● Working data
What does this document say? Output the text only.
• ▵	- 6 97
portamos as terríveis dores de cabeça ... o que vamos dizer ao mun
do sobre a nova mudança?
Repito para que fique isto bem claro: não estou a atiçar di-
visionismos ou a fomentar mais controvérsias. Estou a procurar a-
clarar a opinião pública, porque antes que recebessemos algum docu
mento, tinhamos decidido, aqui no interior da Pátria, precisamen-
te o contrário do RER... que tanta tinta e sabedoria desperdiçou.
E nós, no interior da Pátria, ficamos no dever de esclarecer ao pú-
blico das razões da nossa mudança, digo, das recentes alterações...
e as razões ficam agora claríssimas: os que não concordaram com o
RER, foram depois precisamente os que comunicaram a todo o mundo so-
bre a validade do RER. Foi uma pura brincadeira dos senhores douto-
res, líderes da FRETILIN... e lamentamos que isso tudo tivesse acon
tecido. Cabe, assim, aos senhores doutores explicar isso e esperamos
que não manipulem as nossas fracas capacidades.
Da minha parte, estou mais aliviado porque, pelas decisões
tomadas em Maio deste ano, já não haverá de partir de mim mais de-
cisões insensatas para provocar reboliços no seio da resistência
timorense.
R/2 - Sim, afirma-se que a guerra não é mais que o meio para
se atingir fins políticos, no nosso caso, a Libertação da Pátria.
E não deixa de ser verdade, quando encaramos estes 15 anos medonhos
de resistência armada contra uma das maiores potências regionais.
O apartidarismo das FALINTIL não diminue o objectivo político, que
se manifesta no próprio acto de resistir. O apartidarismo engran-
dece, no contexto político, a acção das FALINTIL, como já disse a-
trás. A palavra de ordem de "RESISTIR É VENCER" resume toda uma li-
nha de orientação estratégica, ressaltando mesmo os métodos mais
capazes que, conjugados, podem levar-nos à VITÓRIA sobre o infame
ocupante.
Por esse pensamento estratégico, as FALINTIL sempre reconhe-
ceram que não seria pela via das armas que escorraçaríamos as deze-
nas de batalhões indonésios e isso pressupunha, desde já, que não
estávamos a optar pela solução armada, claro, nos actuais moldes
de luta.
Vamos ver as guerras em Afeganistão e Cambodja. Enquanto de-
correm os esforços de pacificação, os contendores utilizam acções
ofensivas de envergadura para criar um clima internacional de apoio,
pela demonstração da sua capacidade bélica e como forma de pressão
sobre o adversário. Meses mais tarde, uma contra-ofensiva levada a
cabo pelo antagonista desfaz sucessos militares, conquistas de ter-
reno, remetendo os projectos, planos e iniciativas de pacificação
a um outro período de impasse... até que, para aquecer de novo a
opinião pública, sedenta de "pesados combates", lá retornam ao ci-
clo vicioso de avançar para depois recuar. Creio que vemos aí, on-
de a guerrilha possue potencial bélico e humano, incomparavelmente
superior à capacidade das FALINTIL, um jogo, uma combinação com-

● Exercise requirements
Repeat all of the records above exactly as written.

● Result of this task
What does this document say? Output the text only.
• ▵	- 6 97
portamos as terríveis dores de cabeça ... o que vamos dizer ao mun
do sobre a nova mudança?
Repito para que fique isto bem claro: não estou a atiçar di-
visionismos ou a fomentar mais controvérsias. Estou a procurar a-
clarar a opinião pública, porque antes que recebessemos algum docu
mento, tinhamos decidido, aqui no interior da Pátria, precisamen-
te o contrário do RER... que tanta tinta e sabedoria desperdiçou.
E nós, no interior da Pátria, ficamos no dever de esclarecer ao pú-
blico das razões da nossa mudança, digo, das recentes alterações...
e as razões ficam agora claríssimas: os que não concordaram com o
RER, foram depois precisamente os que comunicaram a todo o mundo so-
bre a validade do RER. Foi uma pura brincadeira dos senhores douto-
res, líderes da FRETILIN... e lamentamos que isso tudo tivesse acon
tecido. Cabe, assim, aos senhores doutores explicar isso e esperamos
que não manipulem as nossas fracas capacidades.
Da minha parte, estou mais aliviado porque, pelas decisões
tomadas em Maio deste ano, já não haverá de partir de mim mais de-
cisões insensatas para provocar reboliços no seio da resistência
timorense.
R/2 - Sim, afirma-se que a guerra não é mais que o meio para
se atingir fins políticos, no nosso caso, a Libertação da Pátria.
E não deixa de ser verdade, quando encaramos estes 15 anos medonhos
de resistência armada contra uma das maiores potências regionais.
O apartidarismo das FALINTIL não diminue o objectivo político, que
se manifesta no próprio acto de resistir. O apartidarismo engran-
dece, no contexto político, a acção das FALINTIL, como já disse a-
trás. A palavra de ordem de "RESISTIR É VENCER" resume toda uma li-
nha de orientação estratégica, ressaltando mesmo os métodos mais
capazes que, conjugados, podem levar-nos à VITÓRIA sobre o infame
ocupante.
Por esse pensamento estratégico, as FALINTIL sempre reconhe-
ceram que não seria pela via das armas que escorraçaríamos as deze-
nas de batalhões indonésios e isso pressupunha, desde já, que não
estávamos a optar pela solução armada, claro, nos actuais moldes
de luta.
Vamos ver as guerras em Afeganistão e Cambodja. Enquanto de-
correm os esforços de pacificação, os contendores utilizam acções
ofensivas de envergadura para criar um clima internacional de apoio,
pela demonstração da sua capacidade bélica e como forma de pressão
sobre o adversário. Meses mais tarde, uma contra-ofensiva levada a
cabo pelo antagonista desfaz sucessos militares, conquistas de ter-
reno, remetendo os projectos, planos e iniciativas de pacificação
a um outro período de impasse... até que, para aquecer de novo a
opinião pública, sedenta de "pesados combates", lá retornam ao ci-
clo vicioso de avançar para depois recuar. Creio que vemos aí, on-
de a guerrilha possue potencial bélico e humano, incomparavelmente
superior à capacidade das FALINTIL, um jogo, uma combinação com-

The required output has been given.